Data entries:
--

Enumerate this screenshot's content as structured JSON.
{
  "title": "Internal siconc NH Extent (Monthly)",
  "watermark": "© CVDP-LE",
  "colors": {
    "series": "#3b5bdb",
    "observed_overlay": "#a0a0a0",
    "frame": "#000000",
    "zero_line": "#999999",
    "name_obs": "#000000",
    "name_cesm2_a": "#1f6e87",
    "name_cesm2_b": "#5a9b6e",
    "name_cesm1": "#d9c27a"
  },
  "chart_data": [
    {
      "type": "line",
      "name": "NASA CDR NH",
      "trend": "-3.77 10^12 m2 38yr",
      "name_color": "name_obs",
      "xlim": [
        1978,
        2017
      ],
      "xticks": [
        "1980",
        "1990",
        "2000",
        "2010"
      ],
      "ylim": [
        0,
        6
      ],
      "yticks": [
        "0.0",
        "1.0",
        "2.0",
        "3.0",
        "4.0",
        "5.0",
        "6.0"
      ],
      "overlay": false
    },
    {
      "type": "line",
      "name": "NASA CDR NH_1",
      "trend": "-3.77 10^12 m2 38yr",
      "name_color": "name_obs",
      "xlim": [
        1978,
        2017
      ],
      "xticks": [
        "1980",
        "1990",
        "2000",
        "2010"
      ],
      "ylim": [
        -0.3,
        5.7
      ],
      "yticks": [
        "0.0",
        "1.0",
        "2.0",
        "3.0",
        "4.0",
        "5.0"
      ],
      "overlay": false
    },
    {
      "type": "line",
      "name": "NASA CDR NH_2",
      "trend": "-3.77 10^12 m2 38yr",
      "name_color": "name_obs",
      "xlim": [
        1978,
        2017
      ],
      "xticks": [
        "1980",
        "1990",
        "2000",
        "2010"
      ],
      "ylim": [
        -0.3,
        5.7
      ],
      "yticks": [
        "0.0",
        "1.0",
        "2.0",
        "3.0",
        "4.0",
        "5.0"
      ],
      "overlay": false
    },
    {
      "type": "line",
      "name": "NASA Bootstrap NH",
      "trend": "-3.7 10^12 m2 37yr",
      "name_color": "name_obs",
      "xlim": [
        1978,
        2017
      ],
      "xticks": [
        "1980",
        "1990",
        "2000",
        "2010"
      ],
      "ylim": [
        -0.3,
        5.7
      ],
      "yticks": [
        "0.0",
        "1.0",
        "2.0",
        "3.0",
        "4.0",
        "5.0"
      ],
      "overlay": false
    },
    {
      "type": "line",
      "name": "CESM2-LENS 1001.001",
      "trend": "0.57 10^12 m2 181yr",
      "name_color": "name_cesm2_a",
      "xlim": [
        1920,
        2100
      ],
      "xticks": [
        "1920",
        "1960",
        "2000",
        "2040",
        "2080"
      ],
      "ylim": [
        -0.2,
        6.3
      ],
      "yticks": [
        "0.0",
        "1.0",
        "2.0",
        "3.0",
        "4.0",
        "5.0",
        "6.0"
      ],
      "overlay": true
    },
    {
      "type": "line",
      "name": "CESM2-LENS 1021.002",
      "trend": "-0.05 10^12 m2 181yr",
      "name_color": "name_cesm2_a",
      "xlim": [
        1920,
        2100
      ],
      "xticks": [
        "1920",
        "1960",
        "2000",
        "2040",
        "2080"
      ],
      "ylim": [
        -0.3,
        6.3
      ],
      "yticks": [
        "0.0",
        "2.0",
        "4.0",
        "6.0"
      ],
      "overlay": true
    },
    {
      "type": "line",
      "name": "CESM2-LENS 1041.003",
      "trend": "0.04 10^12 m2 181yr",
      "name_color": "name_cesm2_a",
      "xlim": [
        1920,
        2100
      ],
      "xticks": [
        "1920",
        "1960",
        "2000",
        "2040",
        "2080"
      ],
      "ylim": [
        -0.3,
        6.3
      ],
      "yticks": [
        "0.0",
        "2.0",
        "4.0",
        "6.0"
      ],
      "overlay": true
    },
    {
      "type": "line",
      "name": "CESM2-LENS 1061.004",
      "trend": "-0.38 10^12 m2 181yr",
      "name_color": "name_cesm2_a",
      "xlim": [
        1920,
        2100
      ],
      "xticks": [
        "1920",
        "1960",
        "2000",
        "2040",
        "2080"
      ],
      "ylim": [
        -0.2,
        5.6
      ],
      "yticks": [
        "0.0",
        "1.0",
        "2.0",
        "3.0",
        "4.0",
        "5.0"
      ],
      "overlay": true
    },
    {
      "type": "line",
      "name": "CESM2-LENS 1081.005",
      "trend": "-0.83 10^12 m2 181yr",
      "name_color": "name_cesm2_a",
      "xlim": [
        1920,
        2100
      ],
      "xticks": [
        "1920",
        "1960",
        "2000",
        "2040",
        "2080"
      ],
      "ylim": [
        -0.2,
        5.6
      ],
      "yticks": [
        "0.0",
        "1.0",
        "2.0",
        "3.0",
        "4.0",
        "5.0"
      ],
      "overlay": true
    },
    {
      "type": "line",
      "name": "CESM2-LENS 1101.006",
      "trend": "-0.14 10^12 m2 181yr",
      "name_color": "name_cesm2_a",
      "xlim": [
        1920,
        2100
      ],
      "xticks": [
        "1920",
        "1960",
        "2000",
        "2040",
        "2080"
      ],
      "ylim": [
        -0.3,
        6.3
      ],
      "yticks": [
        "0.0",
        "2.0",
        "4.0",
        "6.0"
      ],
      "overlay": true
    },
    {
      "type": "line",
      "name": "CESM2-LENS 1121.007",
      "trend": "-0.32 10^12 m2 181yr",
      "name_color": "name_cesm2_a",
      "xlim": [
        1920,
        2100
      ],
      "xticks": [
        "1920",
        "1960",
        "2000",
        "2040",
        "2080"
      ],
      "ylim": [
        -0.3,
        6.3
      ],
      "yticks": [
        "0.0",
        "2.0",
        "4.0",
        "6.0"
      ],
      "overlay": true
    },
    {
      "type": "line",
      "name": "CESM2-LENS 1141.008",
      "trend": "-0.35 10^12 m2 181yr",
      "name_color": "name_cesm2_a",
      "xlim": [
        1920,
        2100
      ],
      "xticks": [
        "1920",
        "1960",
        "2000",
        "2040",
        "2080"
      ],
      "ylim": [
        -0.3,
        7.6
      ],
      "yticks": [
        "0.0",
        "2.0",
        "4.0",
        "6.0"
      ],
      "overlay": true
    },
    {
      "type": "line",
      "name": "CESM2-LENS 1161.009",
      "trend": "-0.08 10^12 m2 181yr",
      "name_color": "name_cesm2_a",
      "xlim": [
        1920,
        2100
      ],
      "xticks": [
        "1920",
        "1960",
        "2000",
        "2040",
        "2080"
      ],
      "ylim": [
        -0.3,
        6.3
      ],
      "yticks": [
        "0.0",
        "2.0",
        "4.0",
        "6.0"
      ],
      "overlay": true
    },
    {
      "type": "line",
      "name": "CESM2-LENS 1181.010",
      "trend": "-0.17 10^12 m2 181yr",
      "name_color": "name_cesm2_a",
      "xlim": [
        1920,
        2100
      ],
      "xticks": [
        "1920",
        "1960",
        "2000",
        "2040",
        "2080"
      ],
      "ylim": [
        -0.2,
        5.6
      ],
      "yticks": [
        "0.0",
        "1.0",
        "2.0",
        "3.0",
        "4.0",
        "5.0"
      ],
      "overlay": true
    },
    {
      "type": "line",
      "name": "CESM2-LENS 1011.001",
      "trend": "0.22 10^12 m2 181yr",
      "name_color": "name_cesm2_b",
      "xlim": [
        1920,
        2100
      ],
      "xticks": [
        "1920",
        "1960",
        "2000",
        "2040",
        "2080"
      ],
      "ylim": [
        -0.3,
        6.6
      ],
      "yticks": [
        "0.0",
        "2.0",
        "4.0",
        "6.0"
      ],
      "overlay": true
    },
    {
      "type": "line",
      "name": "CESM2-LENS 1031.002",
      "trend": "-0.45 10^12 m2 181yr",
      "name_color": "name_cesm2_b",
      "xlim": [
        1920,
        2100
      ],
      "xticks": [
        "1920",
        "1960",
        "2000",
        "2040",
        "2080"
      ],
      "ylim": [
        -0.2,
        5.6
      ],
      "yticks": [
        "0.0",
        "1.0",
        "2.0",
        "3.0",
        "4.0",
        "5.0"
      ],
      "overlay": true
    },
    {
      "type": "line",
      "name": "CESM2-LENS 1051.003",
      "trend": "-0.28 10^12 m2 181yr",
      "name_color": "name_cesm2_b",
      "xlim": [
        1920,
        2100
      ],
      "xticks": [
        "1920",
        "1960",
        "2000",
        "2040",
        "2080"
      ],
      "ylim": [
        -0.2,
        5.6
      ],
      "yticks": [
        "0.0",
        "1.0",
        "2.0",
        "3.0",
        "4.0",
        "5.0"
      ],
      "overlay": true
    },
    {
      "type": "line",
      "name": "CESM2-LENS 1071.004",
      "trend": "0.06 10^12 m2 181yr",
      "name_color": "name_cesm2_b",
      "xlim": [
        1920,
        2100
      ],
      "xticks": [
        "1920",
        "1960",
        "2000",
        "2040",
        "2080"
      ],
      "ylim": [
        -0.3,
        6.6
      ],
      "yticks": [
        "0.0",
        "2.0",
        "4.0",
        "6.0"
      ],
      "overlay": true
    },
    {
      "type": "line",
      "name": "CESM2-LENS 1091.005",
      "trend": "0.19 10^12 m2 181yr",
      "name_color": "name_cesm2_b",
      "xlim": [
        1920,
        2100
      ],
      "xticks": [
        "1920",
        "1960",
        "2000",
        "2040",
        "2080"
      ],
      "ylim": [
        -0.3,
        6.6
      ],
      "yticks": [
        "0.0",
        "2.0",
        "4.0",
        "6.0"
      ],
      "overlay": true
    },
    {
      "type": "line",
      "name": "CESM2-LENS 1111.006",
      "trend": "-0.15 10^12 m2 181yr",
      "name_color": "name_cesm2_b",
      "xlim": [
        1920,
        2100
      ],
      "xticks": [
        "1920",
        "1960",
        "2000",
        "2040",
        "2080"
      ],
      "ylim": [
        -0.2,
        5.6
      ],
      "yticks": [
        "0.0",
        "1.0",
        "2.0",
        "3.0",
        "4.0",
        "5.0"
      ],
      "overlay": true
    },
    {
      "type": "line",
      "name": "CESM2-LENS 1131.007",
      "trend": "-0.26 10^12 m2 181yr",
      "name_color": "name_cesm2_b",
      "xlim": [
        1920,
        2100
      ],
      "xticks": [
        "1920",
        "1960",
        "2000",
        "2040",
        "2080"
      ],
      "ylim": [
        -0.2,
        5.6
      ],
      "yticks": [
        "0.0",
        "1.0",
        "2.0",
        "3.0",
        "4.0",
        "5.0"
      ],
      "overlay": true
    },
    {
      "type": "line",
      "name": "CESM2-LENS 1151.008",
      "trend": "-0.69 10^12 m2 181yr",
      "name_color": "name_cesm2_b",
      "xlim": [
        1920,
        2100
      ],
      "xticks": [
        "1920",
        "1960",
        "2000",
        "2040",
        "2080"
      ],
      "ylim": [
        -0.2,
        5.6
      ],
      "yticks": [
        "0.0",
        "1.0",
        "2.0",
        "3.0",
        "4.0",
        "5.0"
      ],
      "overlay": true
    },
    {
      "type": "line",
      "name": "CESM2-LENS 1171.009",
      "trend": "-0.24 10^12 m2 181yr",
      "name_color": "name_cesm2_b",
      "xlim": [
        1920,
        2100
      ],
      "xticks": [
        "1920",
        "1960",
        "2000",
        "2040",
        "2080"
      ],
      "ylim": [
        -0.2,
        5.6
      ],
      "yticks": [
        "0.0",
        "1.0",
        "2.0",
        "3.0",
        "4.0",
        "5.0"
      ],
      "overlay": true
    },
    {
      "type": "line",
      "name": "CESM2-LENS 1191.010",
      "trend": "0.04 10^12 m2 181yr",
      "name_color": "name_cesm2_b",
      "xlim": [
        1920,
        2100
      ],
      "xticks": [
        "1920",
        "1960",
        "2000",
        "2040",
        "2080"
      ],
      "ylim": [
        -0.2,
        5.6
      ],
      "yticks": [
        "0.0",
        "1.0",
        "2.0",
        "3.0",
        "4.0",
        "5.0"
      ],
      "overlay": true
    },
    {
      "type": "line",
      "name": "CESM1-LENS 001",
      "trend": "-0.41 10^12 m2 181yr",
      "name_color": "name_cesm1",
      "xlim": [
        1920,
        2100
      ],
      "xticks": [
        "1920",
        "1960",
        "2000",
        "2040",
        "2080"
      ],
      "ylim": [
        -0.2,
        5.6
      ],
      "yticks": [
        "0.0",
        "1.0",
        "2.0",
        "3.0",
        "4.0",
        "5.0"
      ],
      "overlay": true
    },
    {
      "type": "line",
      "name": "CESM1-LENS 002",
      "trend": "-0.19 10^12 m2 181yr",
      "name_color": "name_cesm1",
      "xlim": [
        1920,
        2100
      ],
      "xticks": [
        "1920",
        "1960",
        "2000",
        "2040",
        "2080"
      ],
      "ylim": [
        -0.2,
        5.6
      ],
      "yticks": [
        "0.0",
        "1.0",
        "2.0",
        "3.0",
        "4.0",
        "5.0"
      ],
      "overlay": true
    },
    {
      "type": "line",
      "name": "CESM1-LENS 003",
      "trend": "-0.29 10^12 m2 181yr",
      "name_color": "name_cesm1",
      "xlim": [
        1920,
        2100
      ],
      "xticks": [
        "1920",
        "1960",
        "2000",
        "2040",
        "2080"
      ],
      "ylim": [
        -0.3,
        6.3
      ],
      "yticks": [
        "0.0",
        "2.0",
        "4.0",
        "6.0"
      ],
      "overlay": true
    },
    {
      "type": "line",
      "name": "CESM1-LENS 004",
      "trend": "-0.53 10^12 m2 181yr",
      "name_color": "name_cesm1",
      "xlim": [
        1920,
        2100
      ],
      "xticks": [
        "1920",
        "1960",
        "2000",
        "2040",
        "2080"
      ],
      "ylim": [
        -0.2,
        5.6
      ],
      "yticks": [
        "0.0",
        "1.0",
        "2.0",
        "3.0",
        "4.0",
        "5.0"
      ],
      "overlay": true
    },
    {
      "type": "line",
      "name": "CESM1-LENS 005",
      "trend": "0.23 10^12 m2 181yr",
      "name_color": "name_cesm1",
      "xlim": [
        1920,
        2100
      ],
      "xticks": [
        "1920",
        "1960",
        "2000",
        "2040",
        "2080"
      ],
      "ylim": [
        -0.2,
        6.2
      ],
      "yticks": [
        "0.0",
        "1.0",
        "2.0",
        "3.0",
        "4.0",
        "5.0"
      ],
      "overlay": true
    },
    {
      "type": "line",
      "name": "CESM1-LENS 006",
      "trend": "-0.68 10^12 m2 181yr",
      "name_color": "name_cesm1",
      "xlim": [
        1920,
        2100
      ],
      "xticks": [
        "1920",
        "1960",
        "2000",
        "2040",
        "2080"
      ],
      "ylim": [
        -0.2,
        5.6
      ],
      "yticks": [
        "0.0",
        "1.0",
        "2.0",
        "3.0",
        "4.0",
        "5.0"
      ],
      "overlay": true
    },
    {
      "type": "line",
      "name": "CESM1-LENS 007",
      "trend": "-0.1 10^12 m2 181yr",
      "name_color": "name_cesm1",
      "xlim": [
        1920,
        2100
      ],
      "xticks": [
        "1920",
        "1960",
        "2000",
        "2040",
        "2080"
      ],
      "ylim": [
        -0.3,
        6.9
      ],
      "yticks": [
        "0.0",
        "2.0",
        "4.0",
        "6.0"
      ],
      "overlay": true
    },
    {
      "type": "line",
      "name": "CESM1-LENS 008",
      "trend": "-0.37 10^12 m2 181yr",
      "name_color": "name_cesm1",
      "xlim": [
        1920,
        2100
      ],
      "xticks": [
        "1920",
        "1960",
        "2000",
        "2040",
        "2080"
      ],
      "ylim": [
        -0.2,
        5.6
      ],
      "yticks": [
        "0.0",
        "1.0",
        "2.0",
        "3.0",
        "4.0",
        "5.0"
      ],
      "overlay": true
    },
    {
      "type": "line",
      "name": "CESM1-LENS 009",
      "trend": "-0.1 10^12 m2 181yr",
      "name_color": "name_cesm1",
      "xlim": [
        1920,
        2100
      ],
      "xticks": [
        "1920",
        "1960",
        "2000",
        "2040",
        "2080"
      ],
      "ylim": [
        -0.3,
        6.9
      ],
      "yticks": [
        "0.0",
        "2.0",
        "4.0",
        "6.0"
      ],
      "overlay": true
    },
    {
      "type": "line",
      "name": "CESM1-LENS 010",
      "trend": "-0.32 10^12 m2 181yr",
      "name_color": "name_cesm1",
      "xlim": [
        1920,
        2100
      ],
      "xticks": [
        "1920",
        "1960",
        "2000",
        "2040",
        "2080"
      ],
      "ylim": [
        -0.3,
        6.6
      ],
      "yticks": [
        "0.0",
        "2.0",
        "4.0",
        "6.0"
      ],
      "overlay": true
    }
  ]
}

--

GOAL:
Where a line holds the string "NASA", copy that line.

OUTPUT:
      "name": "NASA CDR NH",
      "name": "NASA CDR NH_1",
      "name": "NASA CDR NH_2",
      "name": "NASA Bootstrap NH",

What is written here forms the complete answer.